BRANO SCELTO —
■ ■ ■ ■
Ricette letterarie: i mizu yokan per la cerimonia del tè

Il mio amore per il tè ha radici lontane: ho iniziato a berlo da piccolina, senza zucchero e con il ghiaccio, durante i periodi in cui mi ammalavo di acetone (chetoacidosi). Mi piaceva così tanto, mi dava talmente sollievo, che iniziai subito a consumarlo anche quando non stavo male.

In adolescenza il tè è diventato un obbligo durante la lettura o le lunghe serate di bingewatching di anime e serie tv. Da adulta, una coccola a cui non rinuncio e che sto già passando a mia figlia (lei pensa di bere il mio stesso tè, invece gli allungo delle tisane annacquate!).

Quando nel 2014 io e Seph abbiamo preso un volo e, zaino in spalla, ci siamo girate mezza Corea del sud, visitare piantagioni di tè e assistere alla cerimonia tradizionale è stato quasi d’obbligo.

Abbiamo avuto la fortuna di sperimentare ben due volte questa cerimonia: la prima volta durante il nostro soggiorno presso il tempio di Geumsansa, la seconda volta al museo del tè di Boseong.

Ogni giorno è un buon giorno

Leggere “Ogni giorno è un buon giorno” mi ha riportato, in qualche misura, a quei momenti. Ho ritrovato il silenzio e la pace che accompagnava le nostre giornate immerse nei boschi nel complesso del tempio, la solitudine (ma non la malinconia, badate) mentre passeggiavamo tra i filari verdi della piantagione. Una sorta di tempo dilatato, rassicurante e rasserenante.

«Ci sono cose che puoi provarci quanto e come vuoi ma non le capisci finché non arriva il momento giusto. Però quando poi un giorno le capisci, dopo non puoi far finta di niente».

“Ogni giorno è un buon giorno” di Morishita Noriko

I miyu yokan sono dei dolci, tipicamente estivi, da accompagnare al tè. Si preparano con la marmellata di azuki, i fagioli rossi, e da quella partiremo per la nostra ricetta.

Premessa: si può partire a preparare la marmellata di azuki dal fagiolo secco. Si mettono in ammollo per 12 ore e si fanno bollire per 30 minuti.
Io in casa avevo dei faglioli rossi in scatola, quindi ho saltato a piè pari questo passaggio.
■ ■ ■ ■
DATI DI ESERCITAZIONE —
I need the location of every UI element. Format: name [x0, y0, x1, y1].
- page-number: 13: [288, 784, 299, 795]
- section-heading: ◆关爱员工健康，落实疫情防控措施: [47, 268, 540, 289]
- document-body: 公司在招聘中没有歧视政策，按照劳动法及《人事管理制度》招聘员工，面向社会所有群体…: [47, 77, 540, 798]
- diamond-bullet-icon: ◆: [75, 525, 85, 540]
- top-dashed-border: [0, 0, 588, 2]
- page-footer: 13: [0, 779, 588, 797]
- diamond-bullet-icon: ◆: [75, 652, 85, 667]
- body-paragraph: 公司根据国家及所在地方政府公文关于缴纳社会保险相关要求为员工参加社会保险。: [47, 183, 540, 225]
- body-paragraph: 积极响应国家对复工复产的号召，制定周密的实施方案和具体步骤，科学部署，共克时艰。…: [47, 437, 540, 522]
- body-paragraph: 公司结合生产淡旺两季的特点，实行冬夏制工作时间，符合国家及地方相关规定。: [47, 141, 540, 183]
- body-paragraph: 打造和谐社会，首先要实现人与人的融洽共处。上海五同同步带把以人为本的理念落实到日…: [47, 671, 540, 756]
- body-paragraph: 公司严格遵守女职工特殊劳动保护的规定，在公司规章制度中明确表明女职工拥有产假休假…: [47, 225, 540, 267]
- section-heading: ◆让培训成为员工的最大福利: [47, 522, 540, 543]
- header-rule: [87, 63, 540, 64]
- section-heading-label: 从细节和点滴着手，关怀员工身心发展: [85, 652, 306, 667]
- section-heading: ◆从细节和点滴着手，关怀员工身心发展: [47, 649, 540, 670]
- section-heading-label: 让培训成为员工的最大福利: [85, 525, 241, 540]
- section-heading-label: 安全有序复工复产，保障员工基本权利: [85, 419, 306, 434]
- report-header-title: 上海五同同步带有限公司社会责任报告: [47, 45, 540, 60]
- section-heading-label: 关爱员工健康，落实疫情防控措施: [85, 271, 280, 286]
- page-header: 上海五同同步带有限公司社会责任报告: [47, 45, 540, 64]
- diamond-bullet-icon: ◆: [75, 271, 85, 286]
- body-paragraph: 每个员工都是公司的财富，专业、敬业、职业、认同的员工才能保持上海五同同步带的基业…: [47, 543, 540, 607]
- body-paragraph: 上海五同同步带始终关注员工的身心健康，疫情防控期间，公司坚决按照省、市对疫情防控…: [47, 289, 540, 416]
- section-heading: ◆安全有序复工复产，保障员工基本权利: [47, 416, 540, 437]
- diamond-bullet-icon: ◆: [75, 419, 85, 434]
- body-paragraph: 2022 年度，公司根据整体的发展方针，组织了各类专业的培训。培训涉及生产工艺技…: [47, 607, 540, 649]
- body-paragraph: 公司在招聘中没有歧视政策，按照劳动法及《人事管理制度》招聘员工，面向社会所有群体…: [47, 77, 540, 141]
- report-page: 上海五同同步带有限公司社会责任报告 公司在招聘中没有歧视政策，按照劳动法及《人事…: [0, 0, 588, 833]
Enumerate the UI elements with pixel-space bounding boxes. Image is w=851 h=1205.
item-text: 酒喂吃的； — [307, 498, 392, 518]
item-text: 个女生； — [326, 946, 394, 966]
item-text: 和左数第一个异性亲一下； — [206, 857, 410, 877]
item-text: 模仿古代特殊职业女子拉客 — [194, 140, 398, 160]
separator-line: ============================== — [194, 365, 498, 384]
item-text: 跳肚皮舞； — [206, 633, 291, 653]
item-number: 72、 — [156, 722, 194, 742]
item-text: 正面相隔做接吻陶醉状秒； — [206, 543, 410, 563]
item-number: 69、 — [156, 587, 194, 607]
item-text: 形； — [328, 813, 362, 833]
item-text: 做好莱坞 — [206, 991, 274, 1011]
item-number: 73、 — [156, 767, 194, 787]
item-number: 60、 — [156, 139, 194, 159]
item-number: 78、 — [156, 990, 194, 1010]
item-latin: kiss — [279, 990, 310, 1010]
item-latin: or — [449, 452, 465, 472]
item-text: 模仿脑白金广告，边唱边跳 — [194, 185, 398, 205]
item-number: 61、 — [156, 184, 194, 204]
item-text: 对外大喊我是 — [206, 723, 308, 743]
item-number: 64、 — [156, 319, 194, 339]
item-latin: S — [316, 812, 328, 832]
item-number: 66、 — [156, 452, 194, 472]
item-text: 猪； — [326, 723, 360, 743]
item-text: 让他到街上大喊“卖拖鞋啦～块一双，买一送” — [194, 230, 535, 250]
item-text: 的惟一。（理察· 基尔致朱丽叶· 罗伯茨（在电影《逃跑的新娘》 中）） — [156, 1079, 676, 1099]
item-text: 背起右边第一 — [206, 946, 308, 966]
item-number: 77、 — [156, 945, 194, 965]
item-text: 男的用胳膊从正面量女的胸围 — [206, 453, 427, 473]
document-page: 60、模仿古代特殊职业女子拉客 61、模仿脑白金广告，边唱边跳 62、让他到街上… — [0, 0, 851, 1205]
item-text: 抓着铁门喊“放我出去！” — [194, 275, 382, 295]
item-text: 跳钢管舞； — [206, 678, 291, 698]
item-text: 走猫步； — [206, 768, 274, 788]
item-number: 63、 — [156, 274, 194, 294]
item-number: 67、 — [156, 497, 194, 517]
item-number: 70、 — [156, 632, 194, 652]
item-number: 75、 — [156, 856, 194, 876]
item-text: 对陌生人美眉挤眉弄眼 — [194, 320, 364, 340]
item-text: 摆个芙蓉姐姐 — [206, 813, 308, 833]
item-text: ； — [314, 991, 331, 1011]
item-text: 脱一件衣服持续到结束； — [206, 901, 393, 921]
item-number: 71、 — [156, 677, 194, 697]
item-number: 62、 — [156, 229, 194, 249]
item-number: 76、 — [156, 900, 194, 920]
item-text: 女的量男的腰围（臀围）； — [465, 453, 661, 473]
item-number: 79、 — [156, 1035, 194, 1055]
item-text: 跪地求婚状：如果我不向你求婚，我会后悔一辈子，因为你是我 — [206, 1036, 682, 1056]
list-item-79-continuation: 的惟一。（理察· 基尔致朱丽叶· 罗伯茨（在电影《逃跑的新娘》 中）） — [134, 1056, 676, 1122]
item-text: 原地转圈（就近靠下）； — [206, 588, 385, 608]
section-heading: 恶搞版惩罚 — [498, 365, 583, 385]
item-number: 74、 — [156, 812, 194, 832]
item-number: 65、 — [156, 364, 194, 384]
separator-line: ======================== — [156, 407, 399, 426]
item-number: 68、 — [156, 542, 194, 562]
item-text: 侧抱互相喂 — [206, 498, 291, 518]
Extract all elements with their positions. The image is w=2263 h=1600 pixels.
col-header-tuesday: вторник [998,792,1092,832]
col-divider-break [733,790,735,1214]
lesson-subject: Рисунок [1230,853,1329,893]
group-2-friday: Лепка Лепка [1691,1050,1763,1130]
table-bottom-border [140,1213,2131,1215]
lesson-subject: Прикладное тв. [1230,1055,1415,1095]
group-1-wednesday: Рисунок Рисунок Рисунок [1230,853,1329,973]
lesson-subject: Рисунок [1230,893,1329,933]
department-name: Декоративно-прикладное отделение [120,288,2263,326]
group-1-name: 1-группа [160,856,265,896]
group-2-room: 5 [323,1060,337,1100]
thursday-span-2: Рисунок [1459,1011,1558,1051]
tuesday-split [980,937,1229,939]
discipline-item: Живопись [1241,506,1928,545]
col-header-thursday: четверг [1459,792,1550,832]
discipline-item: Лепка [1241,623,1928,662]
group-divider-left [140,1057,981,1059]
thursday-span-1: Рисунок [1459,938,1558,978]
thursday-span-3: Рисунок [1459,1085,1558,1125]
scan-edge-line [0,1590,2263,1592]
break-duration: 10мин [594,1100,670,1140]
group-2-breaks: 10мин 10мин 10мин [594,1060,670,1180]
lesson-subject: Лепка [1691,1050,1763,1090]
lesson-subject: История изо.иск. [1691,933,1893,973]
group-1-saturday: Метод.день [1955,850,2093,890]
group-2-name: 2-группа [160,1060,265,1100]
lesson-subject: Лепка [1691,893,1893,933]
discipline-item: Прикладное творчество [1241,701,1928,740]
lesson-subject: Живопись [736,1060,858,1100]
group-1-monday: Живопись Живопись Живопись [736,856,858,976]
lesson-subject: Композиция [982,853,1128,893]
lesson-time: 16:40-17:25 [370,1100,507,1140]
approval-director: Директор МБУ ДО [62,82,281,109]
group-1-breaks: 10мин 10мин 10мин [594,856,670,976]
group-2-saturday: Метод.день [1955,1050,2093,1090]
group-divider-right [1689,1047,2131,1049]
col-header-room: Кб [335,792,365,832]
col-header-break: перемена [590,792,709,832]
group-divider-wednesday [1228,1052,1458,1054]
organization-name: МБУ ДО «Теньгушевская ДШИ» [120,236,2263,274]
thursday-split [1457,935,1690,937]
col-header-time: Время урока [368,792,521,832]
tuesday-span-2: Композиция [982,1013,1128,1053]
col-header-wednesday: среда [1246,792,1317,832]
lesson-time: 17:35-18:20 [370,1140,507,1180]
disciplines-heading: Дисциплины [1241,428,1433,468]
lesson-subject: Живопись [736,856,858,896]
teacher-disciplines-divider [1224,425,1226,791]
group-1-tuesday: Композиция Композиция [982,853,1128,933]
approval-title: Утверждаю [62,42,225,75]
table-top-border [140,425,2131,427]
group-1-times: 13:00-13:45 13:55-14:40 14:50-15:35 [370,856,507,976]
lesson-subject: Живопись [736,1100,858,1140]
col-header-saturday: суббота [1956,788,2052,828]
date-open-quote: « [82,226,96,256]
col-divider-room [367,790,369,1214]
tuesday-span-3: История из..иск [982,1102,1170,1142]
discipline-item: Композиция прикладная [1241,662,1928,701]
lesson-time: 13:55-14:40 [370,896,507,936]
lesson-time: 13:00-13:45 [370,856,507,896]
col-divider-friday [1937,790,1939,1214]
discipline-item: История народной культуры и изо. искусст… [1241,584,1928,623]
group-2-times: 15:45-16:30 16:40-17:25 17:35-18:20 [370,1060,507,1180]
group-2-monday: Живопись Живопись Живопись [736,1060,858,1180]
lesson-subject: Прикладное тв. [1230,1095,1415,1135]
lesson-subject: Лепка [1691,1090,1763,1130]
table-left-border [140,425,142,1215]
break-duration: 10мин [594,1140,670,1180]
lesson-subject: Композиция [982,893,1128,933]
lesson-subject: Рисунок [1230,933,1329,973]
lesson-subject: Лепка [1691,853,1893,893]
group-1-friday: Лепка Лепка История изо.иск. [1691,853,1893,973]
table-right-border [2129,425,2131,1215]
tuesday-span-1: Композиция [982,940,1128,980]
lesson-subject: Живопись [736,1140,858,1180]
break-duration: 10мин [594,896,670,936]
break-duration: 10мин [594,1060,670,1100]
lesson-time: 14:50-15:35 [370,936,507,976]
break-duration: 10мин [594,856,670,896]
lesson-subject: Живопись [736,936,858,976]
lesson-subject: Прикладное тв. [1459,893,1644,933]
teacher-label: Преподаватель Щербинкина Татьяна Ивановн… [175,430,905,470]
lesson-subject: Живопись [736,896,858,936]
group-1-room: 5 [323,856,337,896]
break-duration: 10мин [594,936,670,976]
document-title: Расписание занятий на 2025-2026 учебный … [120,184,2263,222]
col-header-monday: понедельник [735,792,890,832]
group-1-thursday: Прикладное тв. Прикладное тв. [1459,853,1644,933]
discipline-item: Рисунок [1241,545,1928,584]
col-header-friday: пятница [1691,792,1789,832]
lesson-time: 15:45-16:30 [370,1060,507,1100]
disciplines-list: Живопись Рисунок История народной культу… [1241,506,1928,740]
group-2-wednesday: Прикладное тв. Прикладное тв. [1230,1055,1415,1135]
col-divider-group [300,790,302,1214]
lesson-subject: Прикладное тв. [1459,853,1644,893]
■ ■ ■ ■
CONSEGNA — Trascriva dal brano sui mizu yokan la parte che va da "Il mio amore" fino a "non stavo male." incluso, senza alcuna modifica.

RISPOSTA AL QUESITO —
Il mio amore per il tè ha radici lontane: ho iniziato a berlo da piccolina, senza zucchero e con il ghiaccio, durante i periodi in cui mi ammalavo di acetone (chetoacidosi). Mi piaceva così tanto, mi dava talmente sollievo, che iniziai subito a consumarlo anche quando non stavo male.